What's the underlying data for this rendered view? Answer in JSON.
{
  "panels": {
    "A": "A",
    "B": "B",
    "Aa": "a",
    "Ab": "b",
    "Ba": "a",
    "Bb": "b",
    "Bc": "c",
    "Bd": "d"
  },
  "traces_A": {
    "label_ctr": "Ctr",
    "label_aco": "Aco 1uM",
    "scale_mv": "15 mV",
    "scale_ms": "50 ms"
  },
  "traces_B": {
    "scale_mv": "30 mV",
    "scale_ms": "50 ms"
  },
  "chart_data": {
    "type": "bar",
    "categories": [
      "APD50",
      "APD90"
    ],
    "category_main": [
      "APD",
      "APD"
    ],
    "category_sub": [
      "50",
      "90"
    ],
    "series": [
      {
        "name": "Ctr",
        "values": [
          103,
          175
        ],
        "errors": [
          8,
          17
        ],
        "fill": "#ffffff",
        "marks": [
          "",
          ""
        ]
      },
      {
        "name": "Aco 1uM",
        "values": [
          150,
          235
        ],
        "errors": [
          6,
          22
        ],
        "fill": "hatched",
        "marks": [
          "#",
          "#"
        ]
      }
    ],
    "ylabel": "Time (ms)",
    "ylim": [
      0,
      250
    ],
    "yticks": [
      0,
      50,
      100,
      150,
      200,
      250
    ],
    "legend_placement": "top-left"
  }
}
---
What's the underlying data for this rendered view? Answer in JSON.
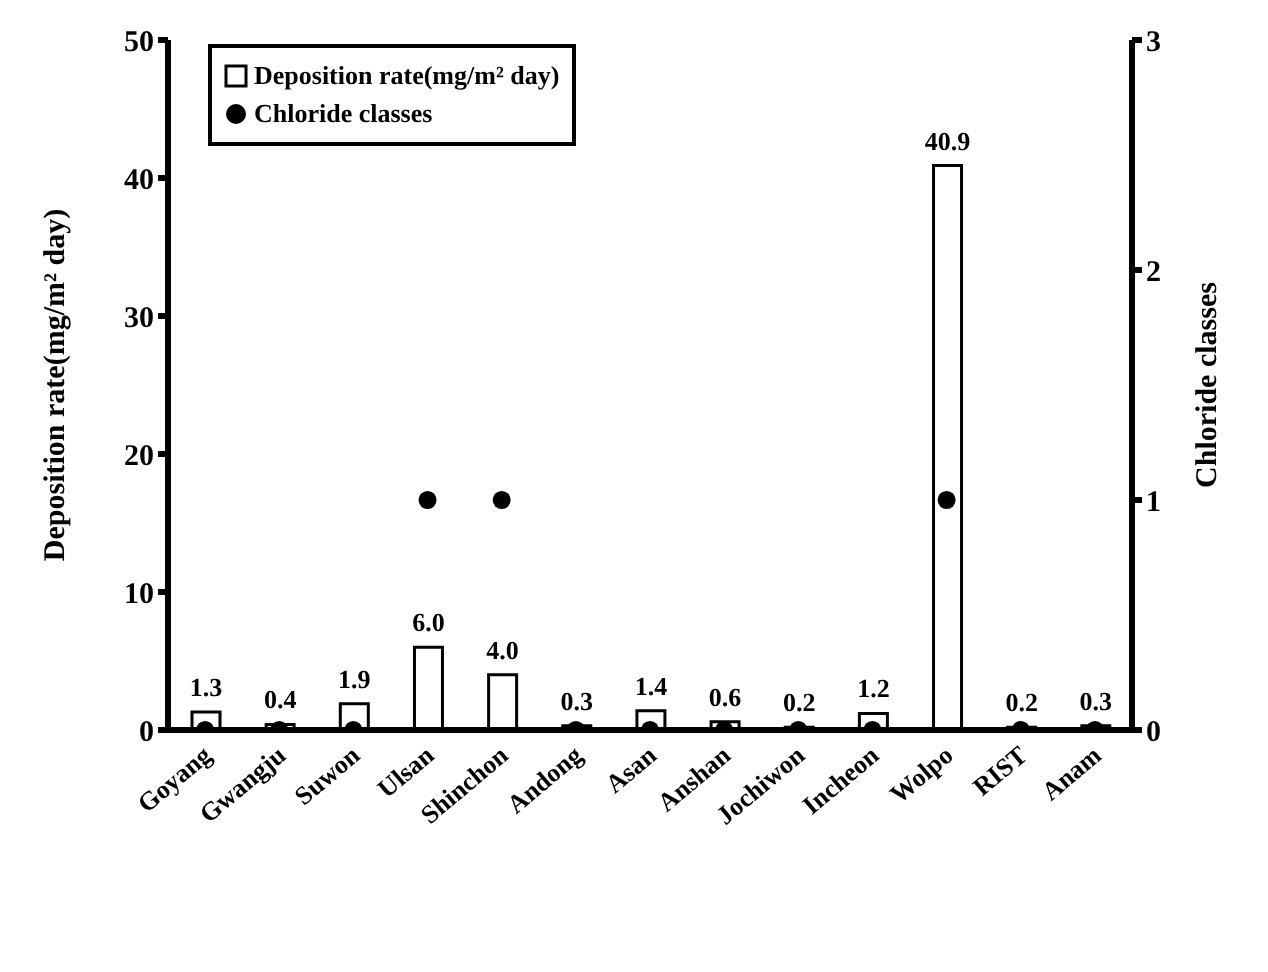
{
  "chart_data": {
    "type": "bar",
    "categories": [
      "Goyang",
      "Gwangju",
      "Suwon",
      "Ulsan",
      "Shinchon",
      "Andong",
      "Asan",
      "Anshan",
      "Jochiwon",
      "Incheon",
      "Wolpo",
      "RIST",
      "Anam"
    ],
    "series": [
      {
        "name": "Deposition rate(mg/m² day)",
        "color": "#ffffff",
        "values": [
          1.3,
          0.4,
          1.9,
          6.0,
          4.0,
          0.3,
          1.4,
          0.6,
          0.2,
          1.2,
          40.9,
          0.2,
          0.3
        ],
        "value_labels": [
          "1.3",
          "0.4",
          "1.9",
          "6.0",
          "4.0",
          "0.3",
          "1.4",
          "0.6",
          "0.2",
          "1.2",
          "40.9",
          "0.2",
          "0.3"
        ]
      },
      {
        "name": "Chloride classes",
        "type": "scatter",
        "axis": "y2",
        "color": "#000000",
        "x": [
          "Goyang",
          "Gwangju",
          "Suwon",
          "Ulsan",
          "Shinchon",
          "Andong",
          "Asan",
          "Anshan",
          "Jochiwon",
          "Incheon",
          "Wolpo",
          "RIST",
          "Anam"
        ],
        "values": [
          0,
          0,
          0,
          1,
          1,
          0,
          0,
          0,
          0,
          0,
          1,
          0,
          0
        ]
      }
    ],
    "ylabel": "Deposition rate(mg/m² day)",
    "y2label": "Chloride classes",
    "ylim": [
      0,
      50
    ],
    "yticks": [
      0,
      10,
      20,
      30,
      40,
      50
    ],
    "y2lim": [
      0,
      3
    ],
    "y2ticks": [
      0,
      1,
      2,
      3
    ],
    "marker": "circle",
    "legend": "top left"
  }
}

— Task instructions —
In the listing, find all lines with the string "ylabel" and copy them.

— Response below —
    "ylabel": "Time (ms)",
    "ylabel": "Deposition rate(mg/m² day)",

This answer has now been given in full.